** start of DATA ROWS **

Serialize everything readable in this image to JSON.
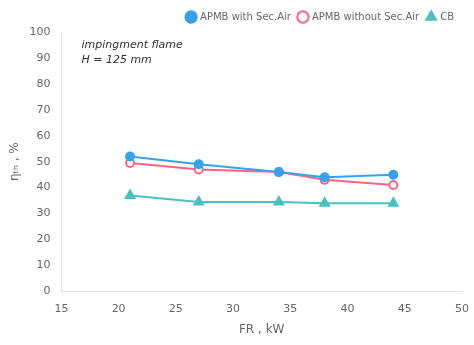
{
  "chart_data": {
    "type": "line",
    "x": [
      21,
      27,
      34,
      38,
      44
    ],
    "series": [
      {
        "name": "APMB with Sec.Air",
        "values": [
          52,
          49,
          46,
          44,
          45
        ],
        "marker": "circle"
      },
      {
        "name": "APMB without Sec.Air",
        "values": [
          49.5,
          47,
          46,
          43,
          41
        ],
        "marker": "open_circle"
      },
      {
        "name": "CB",
        "values": [
          37,
          34.5,
          34.5,
          34,
          34
        ],
        "marker": "triangle"
      }
    ],
    "xlabel": "FR , kW",
    "ylabel": "ηₜₕ , %",
    "annotations": [
      "impingment flame",
      "H = 125 mm"
    ],
    "xlim": [
      15,
      50
    ],
    "ylim": [
      0,
      100
    ],
    "xticks": [
      15,
      20,
      25,
      30,
      35,
      40,
      45,
      50
    ],
    "yticks": [
      0,
      10,
      20,
      30,
      40,
      50,
      60,
      70,
      80,
      90,
      100
    ],
    "legend": "upper right",
    "grid": false
  }
}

** end of DATA ROWS **

> **TASK STATEMENT**
Give the entries again word for word, but skip the pictures.

> **ANSWER TO THIS EXERCISE**
Serialize everything readable in this image to JSON.
{
  "chart_data": {
    "type": "line",
    "x": [
      21,
      27,
      34,
      38,
      44
    ],
    "series": [
      {
        "name": "APMB with Sec.Air",
        "values": [
          52,
          49,
          46,
          44,
          45
        ],
        "marker": "circle"
      },
      {
        "name": "APMB without Sec.Air",
        "values": [
          49.5,
          47,
          46,
          43,
          41
        ],
        "marker": "open_circle"
      },
      {
        "name": "CB",
        "values": [
          37,
          34.5,
          34.5,
          34,
          34
        ],
        "marker": "triangle"
      }
    ],
    "xlabel": "FR , kW",
    "ylabel": "ηₜₕ , %",
    "annotations": [
      "impingment flame",
      "H = 125 mm"
    ],
    "xlim": [
      15,
      50
    ],
    "ylim": [
      0,
      100
    ],
    "xticks": [
      15,
      20,
      25,
      30,
      35,
      40,
      45,
      50
    ],
    "yticks": [
      0,
      10,
      20,
      30,
      40,
      50,
      60,
      70,
      80,
      90,
      100
    ],
    "legend": "upper right",
    "grid": false
  }
}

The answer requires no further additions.